● Set task
Provide nothing but the number of lines containing the string "data".
:::::
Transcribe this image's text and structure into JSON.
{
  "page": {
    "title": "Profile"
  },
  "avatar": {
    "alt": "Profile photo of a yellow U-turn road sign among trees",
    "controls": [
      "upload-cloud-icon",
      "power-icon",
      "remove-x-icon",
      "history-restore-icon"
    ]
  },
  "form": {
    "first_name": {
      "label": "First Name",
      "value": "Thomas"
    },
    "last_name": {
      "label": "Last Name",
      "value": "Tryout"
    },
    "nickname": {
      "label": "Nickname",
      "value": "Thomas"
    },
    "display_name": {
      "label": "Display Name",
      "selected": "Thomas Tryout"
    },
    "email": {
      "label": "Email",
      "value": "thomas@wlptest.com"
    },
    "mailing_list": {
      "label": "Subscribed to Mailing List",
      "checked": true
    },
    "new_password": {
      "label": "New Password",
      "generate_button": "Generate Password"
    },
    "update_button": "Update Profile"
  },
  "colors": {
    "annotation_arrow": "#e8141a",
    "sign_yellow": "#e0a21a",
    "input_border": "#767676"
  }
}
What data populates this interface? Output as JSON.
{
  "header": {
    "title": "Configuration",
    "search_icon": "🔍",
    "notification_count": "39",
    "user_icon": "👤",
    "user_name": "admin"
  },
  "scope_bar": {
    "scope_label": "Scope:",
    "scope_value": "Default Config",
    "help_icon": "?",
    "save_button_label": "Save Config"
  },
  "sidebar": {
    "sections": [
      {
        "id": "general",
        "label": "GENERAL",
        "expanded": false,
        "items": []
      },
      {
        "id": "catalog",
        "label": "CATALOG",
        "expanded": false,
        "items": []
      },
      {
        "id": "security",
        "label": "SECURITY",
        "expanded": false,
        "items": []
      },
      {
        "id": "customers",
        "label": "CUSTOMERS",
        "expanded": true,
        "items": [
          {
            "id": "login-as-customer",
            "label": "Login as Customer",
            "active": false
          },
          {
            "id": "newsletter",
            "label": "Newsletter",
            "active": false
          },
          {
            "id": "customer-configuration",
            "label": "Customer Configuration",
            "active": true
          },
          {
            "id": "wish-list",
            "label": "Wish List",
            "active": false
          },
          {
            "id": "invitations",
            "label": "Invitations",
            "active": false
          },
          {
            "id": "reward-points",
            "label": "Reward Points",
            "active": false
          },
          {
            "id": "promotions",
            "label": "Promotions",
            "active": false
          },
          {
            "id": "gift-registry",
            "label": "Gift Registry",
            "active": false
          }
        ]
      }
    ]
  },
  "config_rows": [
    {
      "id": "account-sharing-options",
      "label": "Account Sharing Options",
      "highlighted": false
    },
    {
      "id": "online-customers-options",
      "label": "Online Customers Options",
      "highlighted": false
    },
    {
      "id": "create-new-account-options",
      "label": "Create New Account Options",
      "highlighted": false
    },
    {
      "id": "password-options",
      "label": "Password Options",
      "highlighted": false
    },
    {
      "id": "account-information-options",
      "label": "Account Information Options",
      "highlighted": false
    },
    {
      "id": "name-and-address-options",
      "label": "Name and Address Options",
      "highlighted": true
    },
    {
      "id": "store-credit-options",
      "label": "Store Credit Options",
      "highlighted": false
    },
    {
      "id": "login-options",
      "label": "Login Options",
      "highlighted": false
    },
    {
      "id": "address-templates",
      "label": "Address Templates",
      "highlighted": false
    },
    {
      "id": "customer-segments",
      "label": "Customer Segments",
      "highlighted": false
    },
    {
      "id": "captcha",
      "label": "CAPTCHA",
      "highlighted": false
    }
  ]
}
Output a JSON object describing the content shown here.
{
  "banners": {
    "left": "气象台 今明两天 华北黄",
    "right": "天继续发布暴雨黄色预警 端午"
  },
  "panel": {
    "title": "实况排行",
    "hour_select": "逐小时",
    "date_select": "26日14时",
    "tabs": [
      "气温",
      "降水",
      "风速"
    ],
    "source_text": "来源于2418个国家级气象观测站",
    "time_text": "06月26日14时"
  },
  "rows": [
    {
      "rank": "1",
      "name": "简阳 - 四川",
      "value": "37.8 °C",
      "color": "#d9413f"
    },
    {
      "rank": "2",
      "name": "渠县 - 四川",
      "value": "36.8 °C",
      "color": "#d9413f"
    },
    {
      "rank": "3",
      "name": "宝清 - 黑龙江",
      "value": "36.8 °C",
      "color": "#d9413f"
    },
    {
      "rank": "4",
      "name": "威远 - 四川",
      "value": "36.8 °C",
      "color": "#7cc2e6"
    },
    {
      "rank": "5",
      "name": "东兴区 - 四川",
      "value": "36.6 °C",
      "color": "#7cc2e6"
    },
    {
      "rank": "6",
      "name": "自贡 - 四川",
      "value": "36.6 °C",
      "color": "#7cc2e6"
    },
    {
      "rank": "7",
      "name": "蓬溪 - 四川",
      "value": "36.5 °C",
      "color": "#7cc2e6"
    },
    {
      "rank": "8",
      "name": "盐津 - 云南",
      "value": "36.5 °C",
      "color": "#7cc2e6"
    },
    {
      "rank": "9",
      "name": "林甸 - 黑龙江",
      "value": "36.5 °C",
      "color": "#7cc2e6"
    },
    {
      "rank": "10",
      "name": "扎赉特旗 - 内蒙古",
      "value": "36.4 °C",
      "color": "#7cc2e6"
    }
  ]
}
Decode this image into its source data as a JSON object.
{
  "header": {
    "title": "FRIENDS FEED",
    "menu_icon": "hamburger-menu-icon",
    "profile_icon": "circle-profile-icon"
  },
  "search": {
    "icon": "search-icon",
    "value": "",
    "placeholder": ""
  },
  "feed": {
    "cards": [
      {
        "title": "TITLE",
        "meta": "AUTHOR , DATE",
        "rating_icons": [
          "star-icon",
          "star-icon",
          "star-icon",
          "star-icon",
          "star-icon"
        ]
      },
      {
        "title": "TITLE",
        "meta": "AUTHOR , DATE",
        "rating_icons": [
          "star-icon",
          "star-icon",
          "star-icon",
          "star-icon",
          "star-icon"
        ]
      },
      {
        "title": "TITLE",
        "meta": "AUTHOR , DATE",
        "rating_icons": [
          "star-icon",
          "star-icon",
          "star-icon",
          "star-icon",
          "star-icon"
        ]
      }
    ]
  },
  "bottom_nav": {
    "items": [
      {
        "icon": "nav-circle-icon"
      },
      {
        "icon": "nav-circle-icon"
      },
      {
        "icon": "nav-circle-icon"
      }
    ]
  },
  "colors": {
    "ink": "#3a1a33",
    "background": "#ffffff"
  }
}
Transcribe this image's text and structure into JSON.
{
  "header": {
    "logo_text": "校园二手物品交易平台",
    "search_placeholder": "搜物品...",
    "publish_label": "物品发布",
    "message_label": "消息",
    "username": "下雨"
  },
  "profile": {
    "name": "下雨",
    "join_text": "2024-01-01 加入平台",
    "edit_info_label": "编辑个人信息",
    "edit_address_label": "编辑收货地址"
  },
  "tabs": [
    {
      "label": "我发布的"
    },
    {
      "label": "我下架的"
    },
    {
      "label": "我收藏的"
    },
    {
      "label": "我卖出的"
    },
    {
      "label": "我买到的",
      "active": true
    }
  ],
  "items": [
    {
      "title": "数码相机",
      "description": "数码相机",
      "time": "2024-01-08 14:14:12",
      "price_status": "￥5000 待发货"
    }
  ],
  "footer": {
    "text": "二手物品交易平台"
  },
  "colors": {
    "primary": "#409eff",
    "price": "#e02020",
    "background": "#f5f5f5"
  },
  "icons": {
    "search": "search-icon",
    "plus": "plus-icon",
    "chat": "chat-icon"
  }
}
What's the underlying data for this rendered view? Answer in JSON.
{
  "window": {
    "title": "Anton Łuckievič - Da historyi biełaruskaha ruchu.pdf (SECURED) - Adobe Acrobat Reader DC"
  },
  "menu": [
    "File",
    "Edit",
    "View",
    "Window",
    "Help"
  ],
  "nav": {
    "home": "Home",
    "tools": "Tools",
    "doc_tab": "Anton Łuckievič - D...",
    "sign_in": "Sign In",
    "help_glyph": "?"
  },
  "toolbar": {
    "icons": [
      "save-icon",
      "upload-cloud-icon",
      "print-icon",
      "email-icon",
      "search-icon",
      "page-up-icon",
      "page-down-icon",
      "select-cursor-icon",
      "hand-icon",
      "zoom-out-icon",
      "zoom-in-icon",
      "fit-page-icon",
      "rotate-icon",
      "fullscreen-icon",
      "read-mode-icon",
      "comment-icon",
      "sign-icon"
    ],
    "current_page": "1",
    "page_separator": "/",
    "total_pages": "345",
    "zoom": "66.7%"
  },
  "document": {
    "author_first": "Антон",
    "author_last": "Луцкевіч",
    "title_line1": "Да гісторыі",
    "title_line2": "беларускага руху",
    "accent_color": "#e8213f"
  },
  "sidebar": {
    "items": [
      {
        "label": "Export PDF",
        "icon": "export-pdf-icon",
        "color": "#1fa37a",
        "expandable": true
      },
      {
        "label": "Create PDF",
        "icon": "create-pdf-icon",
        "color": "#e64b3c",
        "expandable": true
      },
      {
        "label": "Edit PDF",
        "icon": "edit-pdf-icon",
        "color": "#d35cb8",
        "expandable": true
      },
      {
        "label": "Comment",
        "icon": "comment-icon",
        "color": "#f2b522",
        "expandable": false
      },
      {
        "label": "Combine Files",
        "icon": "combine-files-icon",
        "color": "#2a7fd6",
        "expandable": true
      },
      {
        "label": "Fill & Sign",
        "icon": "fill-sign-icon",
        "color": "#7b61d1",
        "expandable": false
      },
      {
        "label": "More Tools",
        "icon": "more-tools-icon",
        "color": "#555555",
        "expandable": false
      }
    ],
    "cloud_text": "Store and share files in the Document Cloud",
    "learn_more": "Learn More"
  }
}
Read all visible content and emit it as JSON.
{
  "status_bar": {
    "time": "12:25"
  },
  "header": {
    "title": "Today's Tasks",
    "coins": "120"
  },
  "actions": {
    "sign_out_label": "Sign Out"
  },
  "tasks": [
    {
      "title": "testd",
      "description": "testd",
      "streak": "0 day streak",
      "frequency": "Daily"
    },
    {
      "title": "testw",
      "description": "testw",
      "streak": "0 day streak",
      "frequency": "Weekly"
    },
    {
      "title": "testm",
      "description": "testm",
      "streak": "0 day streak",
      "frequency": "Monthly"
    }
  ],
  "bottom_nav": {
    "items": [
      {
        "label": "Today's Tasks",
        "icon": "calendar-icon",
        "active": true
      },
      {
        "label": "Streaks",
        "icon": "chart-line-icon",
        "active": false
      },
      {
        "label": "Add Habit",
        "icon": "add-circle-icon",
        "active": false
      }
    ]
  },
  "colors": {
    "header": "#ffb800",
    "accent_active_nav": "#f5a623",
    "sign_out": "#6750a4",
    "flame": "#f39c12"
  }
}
:::::
● Solution to this exercise
3